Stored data
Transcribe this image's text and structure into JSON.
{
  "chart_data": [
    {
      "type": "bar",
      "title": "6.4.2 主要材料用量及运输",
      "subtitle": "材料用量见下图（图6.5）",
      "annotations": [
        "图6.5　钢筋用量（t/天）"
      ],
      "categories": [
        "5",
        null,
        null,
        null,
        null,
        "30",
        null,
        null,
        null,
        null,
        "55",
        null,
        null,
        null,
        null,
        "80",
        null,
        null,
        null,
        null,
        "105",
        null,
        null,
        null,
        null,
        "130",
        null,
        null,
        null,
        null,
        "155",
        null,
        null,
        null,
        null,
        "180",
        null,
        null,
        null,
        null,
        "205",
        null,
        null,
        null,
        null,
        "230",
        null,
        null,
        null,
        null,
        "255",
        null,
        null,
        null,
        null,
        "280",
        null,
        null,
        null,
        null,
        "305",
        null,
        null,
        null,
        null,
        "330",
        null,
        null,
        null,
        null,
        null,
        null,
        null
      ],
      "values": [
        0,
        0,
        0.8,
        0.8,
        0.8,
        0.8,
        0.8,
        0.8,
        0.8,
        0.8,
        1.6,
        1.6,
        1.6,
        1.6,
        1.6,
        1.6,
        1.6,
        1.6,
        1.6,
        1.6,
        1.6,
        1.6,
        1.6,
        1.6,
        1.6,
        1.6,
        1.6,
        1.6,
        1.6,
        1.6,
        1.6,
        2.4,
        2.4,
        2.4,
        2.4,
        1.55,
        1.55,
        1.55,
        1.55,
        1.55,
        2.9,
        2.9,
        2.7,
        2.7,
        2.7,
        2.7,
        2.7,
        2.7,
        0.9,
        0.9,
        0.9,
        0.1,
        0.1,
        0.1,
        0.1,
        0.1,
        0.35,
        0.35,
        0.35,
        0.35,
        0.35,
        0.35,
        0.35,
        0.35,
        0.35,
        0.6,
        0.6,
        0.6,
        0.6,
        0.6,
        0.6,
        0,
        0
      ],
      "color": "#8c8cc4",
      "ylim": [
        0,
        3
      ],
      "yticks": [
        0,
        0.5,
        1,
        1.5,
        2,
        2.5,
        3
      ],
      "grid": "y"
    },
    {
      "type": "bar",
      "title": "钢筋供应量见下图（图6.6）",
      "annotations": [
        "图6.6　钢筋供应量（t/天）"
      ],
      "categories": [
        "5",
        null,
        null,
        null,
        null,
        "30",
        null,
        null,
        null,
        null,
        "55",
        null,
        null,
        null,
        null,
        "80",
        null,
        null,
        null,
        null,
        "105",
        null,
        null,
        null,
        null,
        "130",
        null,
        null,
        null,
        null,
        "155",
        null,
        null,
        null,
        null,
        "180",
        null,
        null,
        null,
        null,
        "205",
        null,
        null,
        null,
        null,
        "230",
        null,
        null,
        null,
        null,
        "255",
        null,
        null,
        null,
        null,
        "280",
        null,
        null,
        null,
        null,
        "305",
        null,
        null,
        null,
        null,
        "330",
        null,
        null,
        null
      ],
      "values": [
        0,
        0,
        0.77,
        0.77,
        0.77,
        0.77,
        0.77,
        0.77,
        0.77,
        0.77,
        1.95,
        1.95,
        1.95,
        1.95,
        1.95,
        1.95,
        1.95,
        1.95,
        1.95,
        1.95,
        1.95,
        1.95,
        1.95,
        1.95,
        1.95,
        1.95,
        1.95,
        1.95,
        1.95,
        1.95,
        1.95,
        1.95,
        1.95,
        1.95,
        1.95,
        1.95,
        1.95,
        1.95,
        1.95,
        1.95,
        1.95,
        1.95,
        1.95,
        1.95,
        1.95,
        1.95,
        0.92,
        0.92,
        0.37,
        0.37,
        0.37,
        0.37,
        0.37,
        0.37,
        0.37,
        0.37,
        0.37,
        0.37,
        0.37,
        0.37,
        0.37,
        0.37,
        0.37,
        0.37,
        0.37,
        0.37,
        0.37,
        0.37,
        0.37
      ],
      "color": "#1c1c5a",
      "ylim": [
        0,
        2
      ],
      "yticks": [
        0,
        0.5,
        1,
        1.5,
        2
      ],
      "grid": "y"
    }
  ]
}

• **DESCRIPTION OF THE TASK**: Restate each of the entries above verbatim.

• **TASK OUTPUT**:
Transcribe this image's text and structure into JSON.
{
  "chart_data": [
    {
      "type": "bar",
      "title": "6.4.2 主要材料用量及运输",
      "subtitle": "材料用量见下图（图6.5）",
      "annotations": [
        "图6.5　钢筋用量（t/天）"
      ],
      "categories": [
        "5",
        null,
        null,
        null,
        null,
        "30",
        null,
        null,
        null,
        null,
        "55",
        null,
        null,
        null,
        null,
        "80",
        null,
        null,
        null,
        null,
        "105",
        null,
        null,
        null,
        null,
        "130",
        null,
        null,
        null,
        null,
        "155",
        null,
        null,
        null,
        null,
        "180",
        null,
        null,
        null,
        null,
        "205",
        null,
        null,
        null,
        null,
        "230",
        null,
        null,
        null,
        null,
        "255",
        null,
        null,
        null,
        null,
        "280",
        null,
        null,
        null,
        null,
        "305",
        null,
        null,
        null,
        null,
        "330",
        null,
        null,
        null,
        null,
        null,
        null,
        null
      ],
      "values": [
        0,
        0,
        0.8,
        0.8,
        0.8,
        0.8,
        0.8,
        0.8,
        0.8,
        0.8,
        1.6,
        1.6,
        1.6,
        1.6,
        1.6,
        1.6,
        1.6,
        1.6,
        1.6,
        1.6,
        1.6,
        1.6,
        1.6,
        1.6,
        1.6,
        1.6,
        1.6,
        1.6,
        1.6,
        1.6,
        1.6,
        2.4,
        2.4,
        2.4,
        2.4,
        1.55,
        1.55,
        1.55,
        1.55,
        1.55,
        2.9,
        2.9,
        2.7,
        2.7,
        2.7,
        2.7,
        2.7,
        2.7,
        0.9,
        0.9,
        0.9,
        0.1,
        0.1,
        0.1,
        0.1,
        0.1,
        0.35,
        0.35,
        0.35,
        0.35,
        0.35,
        0.35,
        0.35,
        0.35,
        0.35,
        0.6,
        0.6,
        0.6,
        0.6,
        0.6,
        0.6,
        0,
        0
      ],
      "color": "#8c8cc4",
      "ylim": [
        0,
        3
      ],
      "yticks": [
        0,
        0.5,
        1,
        1.5,
        2,
        2.5,
        3
      ],
      "grid": "y"
    },
    {
      "type": "bar",
      "title": "钢筋供应量见下图（图6.6）",
      "annotations": [
        "图6.6　钢筋供应量（t/天）"
      ],
      "categories": [
        "5",
        null,
        null,
        null,
        null,
        "30",
        null,
        null,
        null,
        null,
        "55",
        null,
        null,
        null,
        null,
        "80",
        null,
        null,
        null,
        null,
        "105",
        null,
        null,
        null,
        null,
        "130",
        null,
        null,
        null,
        null,
        "155",
        null,
        null,
        null,
        null,
        "180",
        null,
        null,
        null,
        null,
        "205",
        null,
        null,
        null,
        null,
        "230",
        null,
        null,
        null,
        null,
        "255",
        null,
        null,
        null,
        null,
        "280",
        null,
        null,
        null,
        null,
        "305",
        null,
        null,
        null,
        null,
        "330",
        null,
        null,
        null
      ],
      "values": [
        0,
        0,
        0.77,
        0.77,
        0.77,
        0.77,
        0.77,
        0.77,
        0.77,
        0.77,
        1.95,
        1.95,
        1.95,
        1.95,
        1.95,
        1.95,
        1.95,
        1.95,
        1.95,
        1.95,
        1.95,
        1.95,
        1.95,
        1.95,
        1.95,
        1.95,
        1.95,
        1.95,
        1.95,
        1.95,
        1.95,
        1.95,
        1.95,
        1.95,
        1.95,
        1.95,
        1.95,
        1.95,
        1.95,
        1.95,
        1.95,
        1.95,
        1.95,
        1.95,
        1.95,
        1.95,
        0.92,
        0.92,
        0.37,
        0.37,
        0.37,
        0.37,
        0.37,
        0.37,
        0.37,
        0.37,
        0.37,
        0.37,
        0.37,
        0.37,
        0.37,
        0.37,
        0.37,
        0.37,
        0.37,
        0.37,
        0.37,
        0.37,
        0.37
      ],
      "color": "#1c1c5a",
      "ylim": [
        0,
        2
      ],
      "yticks": [
        0,
        0.5,
        1,
        1.5,
        2
      ],
      "grid": "y"
    }
  ]
}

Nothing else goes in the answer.